= DATA PROVIDED =
------------------------------------------------------------
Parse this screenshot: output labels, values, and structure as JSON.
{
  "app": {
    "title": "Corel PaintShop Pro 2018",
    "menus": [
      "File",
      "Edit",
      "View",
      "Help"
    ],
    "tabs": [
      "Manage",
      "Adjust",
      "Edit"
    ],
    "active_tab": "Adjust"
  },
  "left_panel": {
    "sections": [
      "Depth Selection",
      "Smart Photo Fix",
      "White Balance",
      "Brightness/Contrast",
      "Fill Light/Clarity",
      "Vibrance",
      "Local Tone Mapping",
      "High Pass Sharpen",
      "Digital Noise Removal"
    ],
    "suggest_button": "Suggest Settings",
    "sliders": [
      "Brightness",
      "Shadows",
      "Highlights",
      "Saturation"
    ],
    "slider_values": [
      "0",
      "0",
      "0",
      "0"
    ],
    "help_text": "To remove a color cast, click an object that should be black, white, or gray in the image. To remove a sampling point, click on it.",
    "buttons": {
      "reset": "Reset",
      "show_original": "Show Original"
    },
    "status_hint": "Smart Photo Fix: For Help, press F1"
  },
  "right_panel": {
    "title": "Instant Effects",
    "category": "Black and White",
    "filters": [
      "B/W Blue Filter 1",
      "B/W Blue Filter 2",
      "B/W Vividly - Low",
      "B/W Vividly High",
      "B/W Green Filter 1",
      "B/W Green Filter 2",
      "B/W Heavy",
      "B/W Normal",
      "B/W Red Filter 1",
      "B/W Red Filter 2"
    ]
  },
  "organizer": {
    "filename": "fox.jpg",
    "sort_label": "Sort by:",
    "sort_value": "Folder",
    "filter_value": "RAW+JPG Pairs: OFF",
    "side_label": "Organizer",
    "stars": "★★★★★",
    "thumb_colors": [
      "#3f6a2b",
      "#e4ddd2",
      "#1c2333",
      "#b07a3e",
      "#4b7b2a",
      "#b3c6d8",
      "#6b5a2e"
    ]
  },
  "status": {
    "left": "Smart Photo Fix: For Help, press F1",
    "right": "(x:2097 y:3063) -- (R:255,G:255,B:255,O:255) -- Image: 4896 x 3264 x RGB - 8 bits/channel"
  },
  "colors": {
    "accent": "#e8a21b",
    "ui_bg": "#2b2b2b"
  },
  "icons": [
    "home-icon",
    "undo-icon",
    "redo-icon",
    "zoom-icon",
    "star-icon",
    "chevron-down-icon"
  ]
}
------------------------------------------------------------
= EXERCISE GOAL =
Report how many lines in these entries contain "title". Answer with the number only.

= EXPECTED ANSWER =
2